Task:
Every line with the word "Proton" in it should be extracted from the data that follows.

Record extracts:
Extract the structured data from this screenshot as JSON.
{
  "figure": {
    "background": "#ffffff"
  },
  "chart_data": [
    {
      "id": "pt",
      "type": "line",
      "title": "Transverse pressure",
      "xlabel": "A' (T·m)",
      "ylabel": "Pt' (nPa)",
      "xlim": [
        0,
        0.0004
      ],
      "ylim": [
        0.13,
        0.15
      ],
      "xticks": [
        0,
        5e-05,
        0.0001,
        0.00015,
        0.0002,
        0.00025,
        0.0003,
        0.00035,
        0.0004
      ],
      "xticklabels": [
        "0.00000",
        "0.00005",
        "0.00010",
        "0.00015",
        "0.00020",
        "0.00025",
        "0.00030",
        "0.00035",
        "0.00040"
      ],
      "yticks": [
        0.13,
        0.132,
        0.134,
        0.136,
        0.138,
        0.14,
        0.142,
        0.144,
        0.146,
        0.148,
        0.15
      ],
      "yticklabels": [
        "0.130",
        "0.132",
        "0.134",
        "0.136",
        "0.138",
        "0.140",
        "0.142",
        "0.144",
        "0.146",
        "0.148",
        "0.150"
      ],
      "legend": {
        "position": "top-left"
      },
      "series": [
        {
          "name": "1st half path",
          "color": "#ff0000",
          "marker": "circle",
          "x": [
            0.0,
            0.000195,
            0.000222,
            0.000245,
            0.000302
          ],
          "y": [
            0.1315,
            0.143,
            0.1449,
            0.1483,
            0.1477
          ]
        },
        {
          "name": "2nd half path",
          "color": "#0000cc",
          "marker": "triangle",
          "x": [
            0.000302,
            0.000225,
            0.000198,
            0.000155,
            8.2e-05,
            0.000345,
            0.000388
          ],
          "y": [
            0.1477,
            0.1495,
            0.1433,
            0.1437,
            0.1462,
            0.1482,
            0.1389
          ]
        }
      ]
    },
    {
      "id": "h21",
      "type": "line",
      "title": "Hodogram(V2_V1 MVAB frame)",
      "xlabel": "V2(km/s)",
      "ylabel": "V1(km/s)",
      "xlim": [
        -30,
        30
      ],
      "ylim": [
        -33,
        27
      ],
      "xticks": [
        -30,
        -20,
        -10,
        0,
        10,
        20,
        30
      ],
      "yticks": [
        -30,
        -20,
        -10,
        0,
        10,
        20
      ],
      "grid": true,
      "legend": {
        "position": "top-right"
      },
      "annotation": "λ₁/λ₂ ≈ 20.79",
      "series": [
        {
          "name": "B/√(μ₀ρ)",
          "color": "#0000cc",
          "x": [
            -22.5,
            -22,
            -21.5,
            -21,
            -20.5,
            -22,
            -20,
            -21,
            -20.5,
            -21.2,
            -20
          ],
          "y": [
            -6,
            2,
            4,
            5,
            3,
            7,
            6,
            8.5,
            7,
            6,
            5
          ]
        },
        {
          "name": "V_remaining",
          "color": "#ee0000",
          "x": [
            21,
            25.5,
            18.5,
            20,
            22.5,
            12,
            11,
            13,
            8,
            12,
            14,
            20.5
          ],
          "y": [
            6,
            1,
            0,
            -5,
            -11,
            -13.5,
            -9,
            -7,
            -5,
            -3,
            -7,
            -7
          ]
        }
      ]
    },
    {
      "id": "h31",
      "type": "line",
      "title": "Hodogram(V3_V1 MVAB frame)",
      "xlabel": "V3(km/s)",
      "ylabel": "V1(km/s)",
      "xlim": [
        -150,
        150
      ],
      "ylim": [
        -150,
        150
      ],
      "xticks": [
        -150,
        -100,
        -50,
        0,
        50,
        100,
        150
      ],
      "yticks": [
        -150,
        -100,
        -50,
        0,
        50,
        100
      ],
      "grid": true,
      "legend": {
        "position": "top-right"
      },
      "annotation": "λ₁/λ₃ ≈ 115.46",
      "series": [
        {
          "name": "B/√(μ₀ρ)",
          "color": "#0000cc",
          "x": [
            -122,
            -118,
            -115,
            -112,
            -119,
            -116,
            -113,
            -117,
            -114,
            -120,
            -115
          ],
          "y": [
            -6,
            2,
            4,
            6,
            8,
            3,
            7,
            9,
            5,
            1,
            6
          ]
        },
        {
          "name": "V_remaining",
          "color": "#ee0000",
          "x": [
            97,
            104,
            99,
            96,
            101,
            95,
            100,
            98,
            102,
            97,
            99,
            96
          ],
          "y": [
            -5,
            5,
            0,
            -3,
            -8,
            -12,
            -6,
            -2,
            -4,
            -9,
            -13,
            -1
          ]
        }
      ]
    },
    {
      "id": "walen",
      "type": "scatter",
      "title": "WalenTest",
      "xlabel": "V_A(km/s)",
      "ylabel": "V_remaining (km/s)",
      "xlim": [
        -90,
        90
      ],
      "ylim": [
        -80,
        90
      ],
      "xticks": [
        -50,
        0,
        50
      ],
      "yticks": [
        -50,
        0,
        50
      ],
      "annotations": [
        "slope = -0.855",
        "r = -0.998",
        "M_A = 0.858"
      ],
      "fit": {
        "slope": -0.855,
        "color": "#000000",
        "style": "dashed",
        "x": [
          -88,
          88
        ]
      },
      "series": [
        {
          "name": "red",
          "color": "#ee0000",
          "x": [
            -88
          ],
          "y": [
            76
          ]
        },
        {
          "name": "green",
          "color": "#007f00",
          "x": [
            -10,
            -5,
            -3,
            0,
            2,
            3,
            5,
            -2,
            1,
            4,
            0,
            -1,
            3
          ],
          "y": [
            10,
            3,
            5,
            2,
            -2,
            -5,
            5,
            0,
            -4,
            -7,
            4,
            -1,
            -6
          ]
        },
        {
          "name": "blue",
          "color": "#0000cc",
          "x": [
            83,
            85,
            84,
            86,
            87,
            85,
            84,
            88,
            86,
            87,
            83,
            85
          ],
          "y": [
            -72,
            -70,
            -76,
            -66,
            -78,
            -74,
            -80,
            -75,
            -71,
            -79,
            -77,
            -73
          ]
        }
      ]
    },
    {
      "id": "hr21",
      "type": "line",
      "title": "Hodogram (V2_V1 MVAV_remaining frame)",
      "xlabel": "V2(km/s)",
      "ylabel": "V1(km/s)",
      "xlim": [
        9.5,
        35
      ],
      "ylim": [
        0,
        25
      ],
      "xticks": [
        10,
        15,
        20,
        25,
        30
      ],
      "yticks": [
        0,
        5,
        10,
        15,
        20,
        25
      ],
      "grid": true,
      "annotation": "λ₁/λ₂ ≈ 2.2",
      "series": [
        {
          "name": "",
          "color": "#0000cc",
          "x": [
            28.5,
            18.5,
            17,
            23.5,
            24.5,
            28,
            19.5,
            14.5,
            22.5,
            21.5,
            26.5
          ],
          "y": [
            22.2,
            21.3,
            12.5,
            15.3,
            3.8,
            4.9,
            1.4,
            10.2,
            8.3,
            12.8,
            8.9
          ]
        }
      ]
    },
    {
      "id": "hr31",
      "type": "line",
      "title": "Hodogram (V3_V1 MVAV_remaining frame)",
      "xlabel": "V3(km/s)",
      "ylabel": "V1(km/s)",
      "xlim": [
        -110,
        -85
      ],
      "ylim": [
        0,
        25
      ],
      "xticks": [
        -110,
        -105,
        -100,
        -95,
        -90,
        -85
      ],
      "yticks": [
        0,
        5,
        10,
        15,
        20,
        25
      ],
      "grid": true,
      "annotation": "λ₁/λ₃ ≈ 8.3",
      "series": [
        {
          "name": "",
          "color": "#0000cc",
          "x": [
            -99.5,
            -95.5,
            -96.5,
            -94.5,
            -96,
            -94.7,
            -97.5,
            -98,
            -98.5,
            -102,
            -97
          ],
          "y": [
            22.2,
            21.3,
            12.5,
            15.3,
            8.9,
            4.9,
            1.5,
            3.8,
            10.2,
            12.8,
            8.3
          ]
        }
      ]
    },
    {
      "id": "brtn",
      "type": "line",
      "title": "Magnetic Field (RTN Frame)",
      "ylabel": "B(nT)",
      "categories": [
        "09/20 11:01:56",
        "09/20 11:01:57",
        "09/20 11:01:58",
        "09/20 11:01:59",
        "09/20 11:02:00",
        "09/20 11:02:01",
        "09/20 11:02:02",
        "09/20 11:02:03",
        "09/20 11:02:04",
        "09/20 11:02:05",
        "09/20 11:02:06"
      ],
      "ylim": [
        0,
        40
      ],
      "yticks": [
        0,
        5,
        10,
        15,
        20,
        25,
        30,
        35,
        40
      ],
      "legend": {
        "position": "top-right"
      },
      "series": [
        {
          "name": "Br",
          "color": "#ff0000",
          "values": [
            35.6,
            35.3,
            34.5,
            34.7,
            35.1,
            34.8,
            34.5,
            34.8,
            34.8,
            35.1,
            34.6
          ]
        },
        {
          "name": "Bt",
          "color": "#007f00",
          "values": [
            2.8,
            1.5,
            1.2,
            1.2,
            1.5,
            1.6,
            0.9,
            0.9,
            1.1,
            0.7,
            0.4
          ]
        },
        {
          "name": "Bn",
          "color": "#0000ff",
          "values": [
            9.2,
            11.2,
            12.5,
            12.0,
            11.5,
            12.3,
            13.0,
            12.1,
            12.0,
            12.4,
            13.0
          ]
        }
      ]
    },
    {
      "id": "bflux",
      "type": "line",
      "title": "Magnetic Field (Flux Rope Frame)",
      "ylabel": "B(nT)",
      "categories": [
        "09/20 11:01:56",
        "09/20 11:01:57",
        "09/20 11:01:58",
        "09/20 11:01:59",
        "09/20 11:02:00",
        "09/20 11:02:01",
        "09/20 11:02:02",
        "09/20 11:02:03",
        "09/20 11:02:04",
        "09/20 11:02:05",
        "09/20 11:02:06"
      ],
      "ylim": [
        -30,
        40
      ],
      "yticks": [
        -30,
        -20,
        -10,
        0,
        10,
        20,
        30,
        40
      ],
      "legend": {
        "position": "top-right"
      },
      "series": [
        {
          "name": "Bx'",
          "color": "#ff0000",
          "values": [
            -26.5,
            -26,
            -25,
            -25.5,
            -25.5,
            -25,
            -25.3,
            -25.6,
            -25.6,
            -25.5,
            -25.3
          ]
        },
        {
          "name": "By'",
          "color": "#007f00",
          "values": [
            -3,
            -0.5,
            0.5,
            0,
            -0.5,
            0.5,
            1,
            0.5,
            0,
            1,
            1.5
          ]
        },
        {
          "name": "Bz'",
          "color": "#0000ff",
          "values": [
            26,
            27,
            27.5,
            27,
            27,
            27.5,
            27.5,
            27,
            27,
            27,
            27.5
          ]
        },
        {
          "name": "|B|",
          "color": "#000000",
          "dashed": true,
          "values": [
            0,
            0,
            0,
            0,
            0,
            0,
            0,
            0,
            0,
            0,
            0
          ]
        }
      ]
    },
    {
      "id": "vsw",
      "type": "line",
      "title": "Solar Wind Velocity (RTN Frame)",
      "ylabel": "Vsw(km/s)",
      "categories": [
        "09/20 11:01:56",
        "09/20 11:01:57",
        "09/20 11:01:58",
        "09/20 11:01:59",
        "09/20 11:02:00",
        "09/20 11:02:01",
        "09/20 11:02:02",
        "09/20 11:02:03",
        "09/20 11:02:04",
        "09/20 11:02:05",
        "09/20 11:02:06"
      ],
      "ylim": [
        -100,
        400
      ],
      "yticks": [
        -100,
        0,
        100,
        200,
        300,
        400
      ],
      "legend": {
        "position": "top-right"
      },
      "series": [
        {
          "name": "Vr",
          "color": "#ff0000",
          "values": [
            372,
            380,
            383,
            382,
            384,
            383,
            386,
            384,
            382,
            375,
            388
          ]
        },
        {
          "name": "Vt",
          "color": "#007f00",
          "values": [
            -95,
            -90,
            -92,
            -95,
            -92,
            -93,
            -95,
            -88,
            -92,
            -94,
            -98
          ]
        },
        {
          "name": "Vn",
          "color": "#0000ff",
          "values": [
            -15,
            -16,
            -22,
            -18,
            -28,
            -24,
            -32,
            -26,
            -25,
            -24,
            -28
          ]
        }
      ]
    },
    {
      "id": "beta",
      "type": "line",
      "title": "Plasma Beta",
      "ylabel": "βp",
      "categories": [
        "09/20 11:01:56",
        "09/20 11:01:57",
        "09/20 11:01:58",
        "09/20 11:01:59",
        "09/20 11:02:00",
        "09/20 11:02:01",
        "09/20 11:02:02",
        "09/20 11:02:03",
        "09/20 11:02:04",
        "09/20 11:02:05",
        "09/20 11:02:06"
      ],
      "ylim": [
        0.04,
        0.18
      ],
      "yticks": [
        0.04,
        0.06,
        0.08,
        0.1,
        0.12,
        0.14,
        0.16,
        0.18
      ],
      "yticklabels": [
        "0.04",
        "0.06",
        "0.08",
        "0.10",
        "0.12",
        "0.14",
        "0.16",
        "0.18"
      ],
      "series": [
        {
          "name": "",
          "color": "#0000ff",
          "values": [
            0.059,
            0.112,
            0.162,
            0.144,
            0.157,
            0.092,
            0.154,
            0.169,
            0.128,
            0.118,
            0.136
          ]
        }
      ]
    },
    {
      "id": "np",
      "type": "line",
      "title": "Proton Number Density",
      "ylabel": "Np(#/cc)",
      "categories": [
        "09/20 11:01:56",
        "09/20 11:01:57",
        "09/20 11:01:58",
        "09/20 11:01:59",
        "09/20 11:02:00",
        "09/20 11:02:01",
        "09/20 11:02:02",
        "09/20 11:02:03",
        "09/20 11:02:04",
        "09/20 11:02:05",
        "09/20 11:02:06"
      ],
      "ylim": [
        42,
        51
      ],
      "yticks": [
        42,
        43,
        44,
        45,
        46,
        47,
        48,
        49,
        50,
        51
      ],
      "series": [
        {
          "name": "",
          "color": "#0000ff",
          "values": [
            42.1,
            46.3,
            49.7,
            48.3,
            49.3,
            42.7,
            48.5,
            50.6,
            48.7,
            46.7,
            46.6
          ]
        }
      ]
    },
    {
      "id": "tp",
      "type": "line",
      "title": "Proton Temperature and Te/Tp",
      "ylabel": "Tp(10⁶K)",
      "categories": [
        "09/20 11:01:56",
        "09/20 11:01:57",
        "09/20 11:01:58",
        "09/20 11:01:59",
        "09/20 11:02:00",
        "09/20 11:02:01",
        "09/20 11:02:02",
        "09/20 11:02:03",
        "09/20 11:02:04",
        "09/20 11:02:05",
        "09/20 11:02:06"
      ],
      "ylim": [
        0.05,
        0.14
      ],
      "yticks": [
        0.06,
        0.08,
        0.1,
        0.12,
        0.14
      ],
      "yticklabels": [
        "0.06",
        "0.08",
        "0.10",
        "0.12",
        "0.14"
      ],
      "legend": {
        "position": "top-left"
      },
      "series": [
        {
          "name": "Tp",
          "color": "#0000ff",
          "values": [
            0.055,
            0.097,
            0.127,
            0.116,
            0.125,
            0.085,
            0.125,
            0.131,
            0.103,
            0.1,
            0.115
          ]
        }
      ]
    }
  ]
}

Written solution:
      "title": "Proton Number Density",
      "title": "Proton Temperature and Te/Tp",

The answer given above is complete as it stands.